Please continue the WordPress Codex article on adding contextual help to administration menus, starting right after its final sentence.

-- EXERCISE TEXT follows --

WordPress.org

Ready to get started?Download WordPress

Codex

Adding Contextual Help to Administration Menus

Contents

Introduction

Ever since WordPress Version 3.0, every built-in Administration Panel has contained a contextual help section providing additional information to the user on how to navigate the various settings displayed in that admin panel. This helps WordPress keep the main part of the admin panel clear and concise by eliminating unnecessary text that regular users don't need to see on a regular basis.

If your plugin adds additional Administration Panels to WordPress, you can improve support by providing contextual help for your menus.

For information, see Adding Administration Menus and the Plugin API functions for a basic overview of how to add Administration Menus to WordPress with a Plugin.

Every Plot Needs a Hook

To register a function with WordPress to add a new administration menu, the code is:

<?php
add_action('admin_menu', 'my_plugin_menu');

function my_plugin_menu() {

 	add_options_page('My Plugin Options', 'My Plugin', 'manage_options', 'my-unique-identifier', 'my_plugin_options');

}
?>

In order for your contextual help menu to know which admin screen it should go to, it needs a way of knowing which panel you want. Fortunately, when we add our admin panel, WordPress is able to return a hook -- a unique identifier for your panel. To use this, just modify the previous function:

<?php
add_action('admin_menu', 'my_plugin_menu');

function my_plugin_menu() {

 	global $my_plugin_hook;
 	$my_plugin_hook = add_options_page('My Plugin Options', 'My Plugin', 'manage_options', 'my-unique-identifier', 'my_plugin_options');

}
?>

Notice that we have globalized the hook, because you'll need to use it later on outside of this function.

-- EXERCISE TEXT concluded --
-- RECORD EXCERPTS follows --

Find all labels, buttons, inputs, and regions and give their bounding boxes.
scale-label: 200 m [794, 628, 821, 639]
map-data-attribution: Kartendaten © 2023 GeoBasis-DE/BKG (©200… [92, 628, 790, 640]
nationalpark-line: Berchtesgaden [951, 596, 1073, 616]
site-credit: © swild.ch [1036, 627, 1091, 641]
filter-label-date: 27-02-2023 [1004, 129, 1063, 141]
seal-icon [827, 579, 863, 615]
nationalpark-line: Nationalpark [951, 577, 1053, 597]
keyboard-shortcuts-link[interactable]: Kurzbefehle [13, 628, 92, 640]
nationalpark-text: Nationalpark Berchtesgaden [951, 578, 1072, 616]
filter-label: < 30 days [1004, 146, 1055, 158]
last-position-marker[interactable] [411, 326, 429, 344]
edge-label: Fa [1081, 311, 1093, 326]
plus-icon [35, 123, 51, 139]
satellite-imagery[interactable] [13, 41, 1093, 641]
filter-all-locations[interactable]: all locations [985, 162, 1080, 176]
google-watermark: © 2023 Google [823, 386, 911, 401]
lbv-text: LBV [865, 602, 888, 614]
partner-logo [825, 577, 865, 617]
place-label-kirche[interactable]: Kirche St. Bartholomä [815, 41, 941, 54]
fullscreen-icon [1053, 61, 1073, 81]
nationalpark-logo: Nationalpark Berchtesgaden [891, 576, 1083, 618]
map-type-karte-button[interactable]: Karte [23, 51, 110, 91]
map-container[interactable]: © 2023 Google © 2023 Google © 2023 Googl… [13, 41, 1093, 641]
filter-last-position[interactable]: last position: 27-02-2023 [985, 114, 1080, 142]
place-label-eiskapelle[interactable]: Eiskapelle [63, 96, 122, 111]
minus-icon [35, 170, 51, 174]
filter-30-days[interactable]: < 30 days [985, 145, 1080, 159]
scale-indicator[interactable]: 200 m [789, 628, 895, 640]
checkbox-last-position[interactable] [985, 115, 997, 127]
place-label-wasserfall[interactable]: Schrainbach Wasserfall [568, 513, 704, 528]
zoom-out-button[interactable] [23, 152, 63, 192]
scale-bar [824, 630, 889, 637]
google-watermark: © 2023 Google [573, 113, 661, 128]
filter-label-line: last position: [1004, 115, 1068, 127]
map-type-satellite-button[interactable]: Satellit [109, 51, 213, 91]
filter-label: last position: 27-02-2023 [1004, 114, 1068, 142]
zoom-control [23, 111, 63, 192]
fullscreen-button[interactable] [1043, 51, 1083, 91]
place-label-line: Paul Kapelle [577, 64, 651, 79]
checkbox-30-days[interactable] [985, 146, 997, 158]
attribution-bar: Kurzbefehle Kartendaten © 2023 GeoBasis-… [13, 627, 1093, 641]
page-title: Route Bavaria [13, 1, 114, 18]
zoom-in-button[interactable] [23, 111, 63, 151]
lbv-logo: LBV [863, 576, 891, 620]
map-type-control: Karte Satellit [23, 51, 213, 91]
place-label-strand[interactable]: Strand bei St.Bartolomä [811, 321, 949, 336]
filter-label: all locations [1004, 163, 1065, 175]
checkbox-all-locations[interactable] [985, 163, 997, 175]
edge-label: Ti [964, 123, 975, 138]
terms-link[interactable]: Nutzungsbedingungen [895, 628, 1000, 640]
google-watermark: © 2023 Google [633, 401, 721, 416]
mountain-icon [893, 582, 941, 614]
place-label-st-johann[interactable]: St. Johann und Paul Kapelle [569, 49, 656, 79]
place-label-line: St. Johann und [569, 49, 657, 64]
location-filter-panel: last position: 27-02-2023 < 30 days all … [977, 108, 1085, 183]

-- RECORD EXCERPTS concluded --

EXERCISE RESULT:
Adding The Contextual Help Function

As of WordPress 3.0, contextual help menus require three parameters to be passed to it. The first parameter, $contextual_help, will be replaced by our function with the contents of our contextual help to be outputted to the browser. The other two parameters, $screen_id and $screen are used to identify the page that we're on.

<?php
function my_plugin_help($contextual_help, $screen_id, $screen) {

	global $my_plugin_hook;
	if ($screen_id == $my_plugin_hook) {

		$contextual_help = 'This is where I would provide help to the user on how everything in my admin panel works. Formatted HTML works fine in here too.';
	}
	return $contextual_help;
}

add_filter('contextual_help', 'my_plugin_help', 10, 3);
?>

By globalizing $my_plugin_hook from earlier, you can check if it matches $screen_id. If these don't match, then the user is not viewing this admin panel, so it simply passes along the $contextual_help value to the next hooked function.

Also notice that the function has three parameters passed to it, so add 10, 3 to our add_action() call so that WordPress is aware of the extra parameters.

Other Usages

If your Administration Panel features a number of different screens during its operation (for example, you have one screen for viewing items, another for adding them, editing them, deleting them, etc.), use additional logic within this function (such as testing for values of $_POST or $_GET) to provide different versions of help for your panel. If you do this, you may want to offload your help content to a separate PHP file within your Plugin, which you can include within your help function and refer to.

It has also been noted that if you were to use object-oriented programming (OOP) in your Plugin and all of your hook functions were part of a class, you could simply make your admin panel hook be a property of your class, thus eliminating the need to globalize it twice.